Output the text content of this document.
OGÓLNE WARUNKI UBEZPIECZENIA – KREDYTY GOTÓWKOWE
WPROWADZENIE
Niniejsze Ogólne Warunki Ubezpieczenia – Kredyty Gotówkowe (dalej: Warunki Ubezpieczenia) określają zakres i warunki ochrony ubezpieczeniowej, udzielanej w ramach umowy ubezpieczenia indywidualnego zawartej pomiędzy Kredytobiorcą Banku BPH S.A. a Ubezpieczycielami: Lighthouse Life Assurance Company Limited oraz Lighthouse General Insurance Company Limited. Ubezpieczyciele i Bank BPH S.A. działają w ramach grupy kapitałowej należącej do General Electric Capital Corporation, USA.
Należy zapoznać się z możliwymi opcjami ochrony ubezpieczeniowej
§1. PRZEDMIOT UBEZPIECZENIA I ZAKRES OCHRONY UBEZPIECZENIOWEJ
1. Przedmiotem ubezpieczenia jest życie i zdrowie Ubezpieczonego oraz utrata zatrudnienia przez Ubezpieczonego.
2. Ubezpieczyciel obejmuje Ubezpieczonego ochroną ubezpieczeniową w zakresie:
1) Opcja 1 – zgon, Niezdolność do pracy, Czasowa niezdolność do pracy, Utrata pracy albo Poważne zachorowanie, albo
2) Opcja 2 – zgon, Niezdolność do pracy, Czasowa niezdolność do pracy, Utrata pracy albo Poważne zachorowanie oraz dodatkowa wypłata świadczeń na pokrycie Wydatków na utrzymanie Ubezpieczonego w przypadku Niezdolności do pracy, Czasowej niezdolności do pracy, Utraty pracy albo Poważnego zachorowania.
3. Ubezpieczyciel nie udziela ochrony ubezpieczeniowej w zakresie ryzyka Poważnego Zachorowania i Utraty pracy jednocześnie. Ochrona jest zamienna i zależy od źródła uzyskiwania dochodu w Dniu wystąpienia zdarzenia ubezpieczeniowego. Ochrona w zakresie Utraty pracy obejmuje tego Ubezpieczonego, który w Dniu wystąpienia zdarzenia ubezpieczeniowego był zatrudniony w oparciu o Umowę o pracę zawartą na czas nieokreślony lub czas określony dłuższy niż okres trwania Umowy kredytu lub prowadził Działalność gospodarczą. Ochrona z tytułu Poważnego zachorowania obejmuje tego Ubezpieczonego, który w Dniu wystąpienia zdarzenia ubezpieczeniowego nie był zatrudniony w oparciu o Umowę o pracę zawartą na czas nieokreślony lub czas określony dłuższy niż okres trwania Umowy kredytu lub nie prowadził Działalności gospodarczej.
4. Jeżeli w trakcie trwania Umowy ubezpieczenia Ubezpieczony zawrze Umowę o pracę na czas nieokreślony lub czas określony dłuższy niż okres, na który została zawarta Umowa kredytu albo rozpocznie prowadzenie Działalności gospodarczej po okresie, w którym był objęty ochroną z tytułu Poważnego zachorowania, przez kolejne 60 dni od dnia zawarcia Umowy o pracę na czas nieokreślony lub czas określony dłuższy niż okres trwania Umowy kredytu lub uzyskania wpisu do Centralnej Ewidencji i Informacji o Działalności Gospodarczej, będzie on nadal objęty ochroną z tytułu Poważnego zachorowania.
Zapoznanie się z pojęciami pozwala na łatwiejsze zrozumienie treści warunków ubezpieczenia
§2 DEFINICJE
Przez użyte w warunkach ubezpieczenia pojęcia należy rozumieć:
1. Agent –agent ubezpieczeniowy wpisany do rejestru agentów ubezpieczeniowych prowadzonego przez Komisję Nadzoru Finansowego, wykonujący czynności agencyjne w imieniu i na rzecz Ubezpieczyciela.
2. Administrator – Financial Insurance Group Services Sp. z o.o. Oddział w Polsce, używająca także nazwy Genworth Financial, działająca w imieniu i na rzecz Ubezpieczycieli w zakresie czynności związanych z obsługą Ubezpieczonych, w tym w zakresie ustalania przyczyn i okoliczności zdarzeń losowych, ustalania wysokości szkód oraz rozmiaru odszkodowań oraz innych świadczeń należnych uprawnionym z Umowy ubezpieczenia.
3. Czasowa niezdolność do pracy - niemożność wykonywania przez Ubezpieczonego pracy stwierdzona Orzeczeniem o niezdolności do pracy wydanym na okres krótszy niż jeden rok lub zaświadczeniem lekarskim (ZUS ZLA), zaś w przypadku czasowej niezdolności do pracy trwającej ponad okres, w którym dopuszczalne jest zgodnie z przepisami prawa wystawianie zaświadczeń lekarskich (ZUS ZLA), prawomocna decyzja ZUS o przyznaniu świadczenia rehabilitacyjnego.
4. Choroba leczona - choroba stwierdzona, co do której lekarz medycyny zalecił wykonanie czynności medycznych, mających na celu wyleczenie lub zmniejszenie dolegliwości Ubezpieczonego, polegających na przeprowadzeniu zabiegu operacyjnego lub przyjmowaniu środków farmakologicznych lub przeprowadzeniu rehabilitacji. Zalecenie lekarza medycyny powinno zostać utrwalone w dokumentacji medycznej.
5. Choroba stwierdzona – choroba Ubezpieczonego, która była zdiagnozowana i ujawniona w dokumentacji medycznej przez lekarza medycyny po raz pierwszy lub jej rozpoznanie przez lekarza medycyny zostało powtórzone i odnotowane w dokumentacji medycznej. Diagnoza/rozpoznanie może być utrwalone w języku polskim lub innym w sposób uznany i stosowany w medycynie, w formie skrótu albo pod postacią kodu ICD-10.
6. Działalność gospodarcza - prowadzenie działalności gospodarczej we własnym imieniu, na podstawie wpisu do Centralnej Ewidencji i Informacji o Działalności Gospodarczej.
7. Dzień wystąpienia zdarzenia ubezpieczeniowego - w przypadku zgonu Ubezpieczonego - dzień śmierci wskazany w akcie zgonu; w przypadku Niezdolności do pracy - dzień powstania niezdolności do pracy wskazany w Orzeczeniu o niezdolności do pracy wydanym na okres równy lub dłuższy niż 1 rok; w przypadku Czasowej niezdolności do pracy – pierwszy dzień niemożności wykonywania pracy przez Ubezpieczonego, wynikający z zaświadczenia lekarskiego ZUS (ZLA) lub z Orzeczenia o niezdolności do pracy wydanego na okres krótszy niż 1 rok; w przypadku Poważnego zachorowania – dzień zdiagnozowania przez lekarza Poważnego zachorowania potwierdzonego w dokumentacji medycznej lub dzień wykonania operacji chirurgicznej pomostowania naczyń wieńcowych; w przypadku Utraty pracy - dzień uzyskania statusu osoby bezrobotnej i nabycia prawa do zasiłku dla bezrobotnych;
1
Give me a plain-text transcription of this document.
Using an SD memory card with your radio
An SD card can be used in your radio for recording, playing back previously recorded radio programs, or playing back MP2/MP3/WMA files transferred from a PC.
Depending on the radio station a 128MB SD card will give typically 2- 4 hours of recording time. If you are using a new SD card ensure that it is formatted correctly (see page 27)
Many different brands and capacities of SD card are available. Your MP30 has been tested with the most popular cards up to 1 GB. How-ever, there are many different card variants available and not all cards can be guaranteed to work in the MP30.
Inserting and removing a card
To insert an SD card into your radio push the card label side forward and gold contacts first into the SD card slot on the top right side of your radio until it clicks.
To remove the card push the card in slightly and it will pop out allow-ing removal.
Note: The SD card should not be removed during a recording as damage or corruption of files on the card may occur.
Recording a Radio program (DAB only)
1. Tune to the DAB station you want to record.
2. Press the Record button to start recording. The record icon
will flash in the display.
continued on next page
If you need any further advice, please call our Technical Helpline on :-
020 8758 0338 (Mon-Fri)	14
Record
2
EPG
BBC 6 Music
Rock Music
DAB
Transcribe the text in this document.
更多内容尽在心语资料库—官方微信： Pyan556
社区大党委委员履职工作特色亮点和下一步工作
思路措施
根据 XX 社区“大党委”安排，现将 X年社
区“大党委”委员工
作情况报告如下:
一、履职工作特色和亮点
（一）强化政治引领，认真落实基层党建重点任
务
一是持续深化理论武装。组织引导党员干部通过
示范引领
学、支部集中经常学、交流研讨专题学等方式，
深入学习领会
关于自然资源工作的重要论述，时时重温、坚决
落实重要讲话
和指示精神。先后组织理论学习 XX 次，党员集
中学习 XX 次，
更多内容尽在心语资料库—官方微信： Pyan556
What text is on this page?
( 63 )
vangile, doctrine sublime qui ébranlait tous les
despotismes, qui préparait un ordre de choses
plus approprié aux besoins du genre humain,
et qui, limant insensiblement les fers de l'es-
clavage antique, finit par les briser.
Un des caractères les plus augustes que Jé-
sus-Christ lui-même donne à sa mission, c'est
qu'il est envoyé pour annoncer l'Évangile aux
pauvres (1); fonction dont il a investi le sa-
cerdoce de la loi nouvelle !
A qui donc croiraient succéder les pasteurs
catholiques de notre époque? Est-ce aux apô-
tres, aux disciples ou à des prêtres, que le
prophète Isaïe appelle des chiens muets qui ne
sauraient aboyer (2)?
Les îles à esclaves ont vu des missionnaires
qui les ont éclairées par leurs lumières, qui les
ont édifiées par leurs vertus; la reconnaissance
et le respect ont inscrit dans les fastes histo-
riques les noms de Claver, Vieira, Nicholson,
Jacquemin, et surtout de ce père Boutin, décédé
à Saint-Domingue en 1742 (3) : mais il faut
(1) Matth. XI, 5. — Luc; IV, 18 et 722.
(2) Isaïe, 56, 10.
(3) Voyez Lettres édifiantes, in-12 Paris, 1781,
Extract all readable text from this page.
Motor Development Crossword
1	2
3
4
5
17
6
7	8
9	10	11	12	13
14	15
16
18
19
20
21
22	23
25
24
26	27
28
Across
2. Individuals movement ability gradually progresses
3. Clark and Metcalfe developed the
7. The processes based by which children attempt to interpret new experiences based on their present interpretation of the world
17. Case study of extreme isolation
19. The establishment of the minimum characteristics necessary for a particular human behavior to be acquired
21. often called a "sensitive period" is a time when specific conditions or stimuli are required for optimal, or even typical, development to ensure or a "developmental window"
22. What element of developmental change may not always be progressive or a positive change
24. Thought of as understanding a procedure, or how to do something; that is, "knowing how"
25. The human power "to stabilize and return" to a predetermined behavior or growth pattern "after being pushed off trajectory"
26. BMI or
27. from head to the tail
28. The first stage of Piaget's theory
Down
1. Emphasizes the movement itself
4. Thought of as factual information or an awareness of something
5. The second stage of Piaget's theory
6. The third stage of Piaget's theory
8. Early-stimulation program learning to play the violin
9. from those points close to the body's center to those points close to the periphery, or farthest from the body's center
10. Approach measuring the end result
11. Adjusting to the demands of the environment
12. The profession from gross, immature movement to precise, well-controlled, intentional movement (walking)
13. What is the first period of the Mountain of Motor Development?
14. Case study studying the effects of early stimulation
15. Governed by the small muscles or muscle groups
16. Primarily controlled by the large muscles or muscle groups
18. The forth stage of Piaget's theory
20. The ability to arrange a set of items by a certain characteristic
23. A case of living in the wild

****************

STATED PROBLEM:
Count how many lines of the material hold the string "plus". Give the number and nothing more.

TASK RESULT:
2